# [Exercise task]
Omit all images, then return the remaining material exactly as it stands.

--- start Raw data ---

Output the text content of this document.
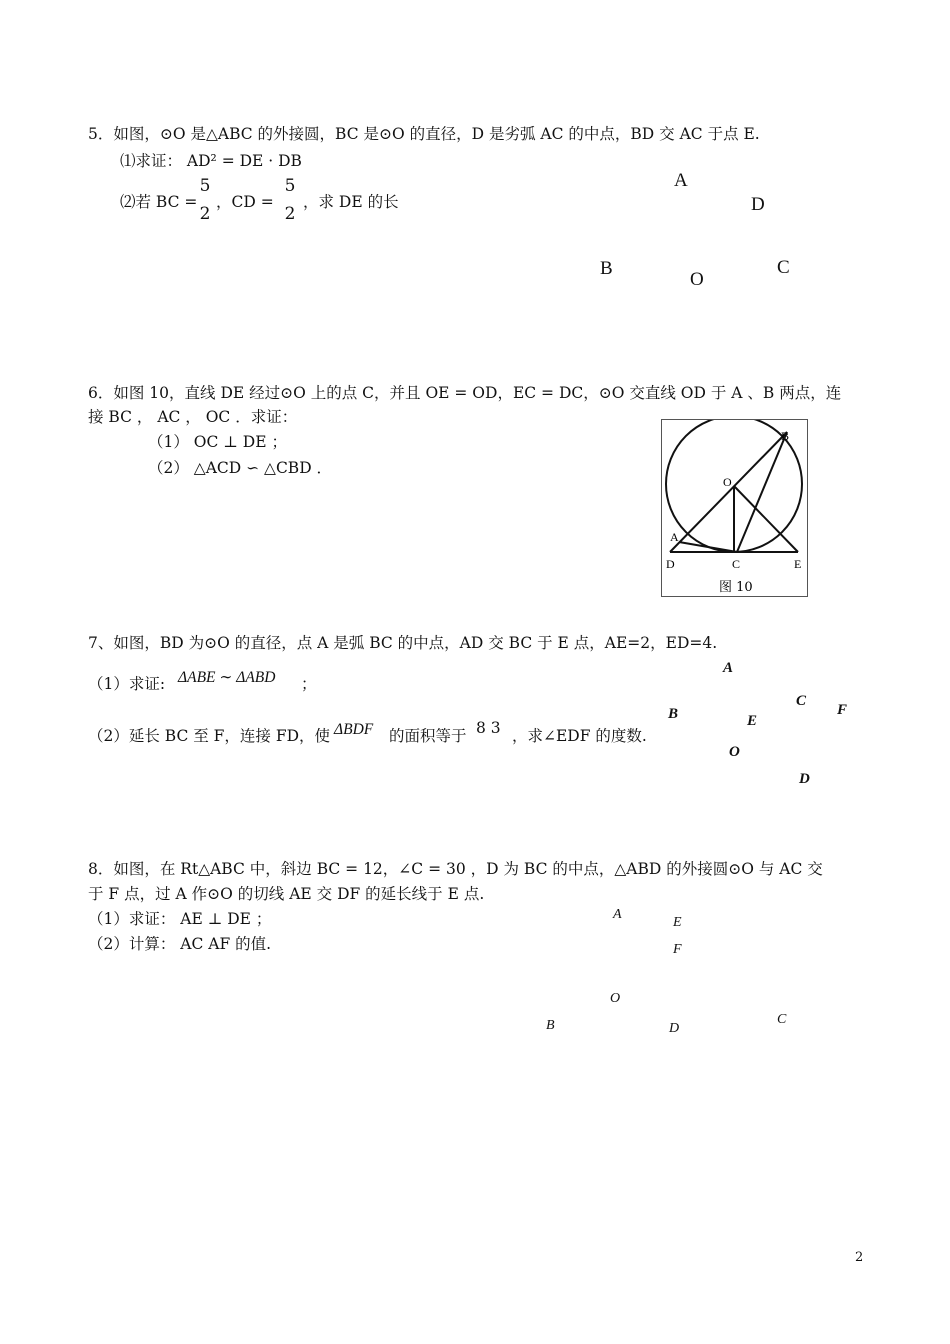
5．如图，⊙O 是△ABC 的外接圆，BC 是⊙O 的直径，D 是劣弧 AC 的中点，BD 交 AC 于点 E.
⑴求证： AD² = DE · DB
⑵若 BC =
5
2
，CD =
5
2
，求 DE 的长
A
D
B
O
C
6．如图 10，直线 DE 经过⊙O 上的点 C，并且 OE = OD，EC = DC，⊙O 交直线 OD 于 A 、B 两点，连
接 BC ， AC ， OC ．求证：
（1） OC ⊥ DE ；
（2） △ACD ∽ △CBD ．
B
O
A
D	C	E
图 10
7、如图，BD 为⊙O 的直径，点 A 是弧 BC 的中点，AD 交 BC 于 E 点，AE=2，ED=4.
（1）求证: ΔABE ∼ ΔABD ；
（2）延长 BC 至 F，连接 FD，使 ΔBDF 的面积等于 8 3 ，求∠EDF 的度数.
A
B
C
F
E
O
D
8．如图，在 Rt△ABC 中，斜边 BC = 12，∠C = 30 ，D 为 BC 的中点，△ABD 的外接圆⊙O 与 AC 交
于 F 点，过 A 作⊙O 的切线 AE 交 DF 的延长线于 E 点.
（1）求证： AE ⊥ DE ；
（2）计算： AC AF 的值.
A
E
F
O
B	D
C
2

--- end Raw data ---

# [Exercise solution]
Output the text content of this document.
5．如图，⊙O 是△ABC 的外接圆，BC 是⊙O 的直径，D 是劣弧 AC 的中点，BD 交 AC 于点 E.
⑴求证： AD² = DE · DB
⑵若 BC =
5
2
，CD =
5
2
，求 DE 的长
A
D
B
O
C
6．如图 10，直线 DE 经过⊙O 上的点 C，并且 OE = OD，EC = DC，⊙O 交直线 OD 于 A 、B 两点，连
接 BC ， AC ， OC ．求证：
（1） OC ⊥ DE ；
（2） △ACD ∽ △CBD ．
B
O
A
D	C	E
图 10
7、如图，BD 为⊙O 的直径，点 A 是弧 BC 的中点，AD 交 BC 于 E 点，AE=2，ED=4.
（1）求证: ΔABE ∼ ΔABD ；
（2）延长 BC 至 F，连接 FD，使 ΔBDF 的面积等于 8 3 ，求∠EDF 的度数.
A
B
C
F
E
O
D
8．如图，在 Rt△ABC 中，斜边 BC = 12，∠C = 30 ，D 为 BC 的中点，△ABD 的外接圆⊙O 与 AC 交
于 F 点，过 A 作⊙O 的切线 AE 交 DF 的延长线于 E 点.
（1）求证： AE ⊥ DE ；
（2）计算： AC AF 的值.
A
E
F
O
B	D
C
2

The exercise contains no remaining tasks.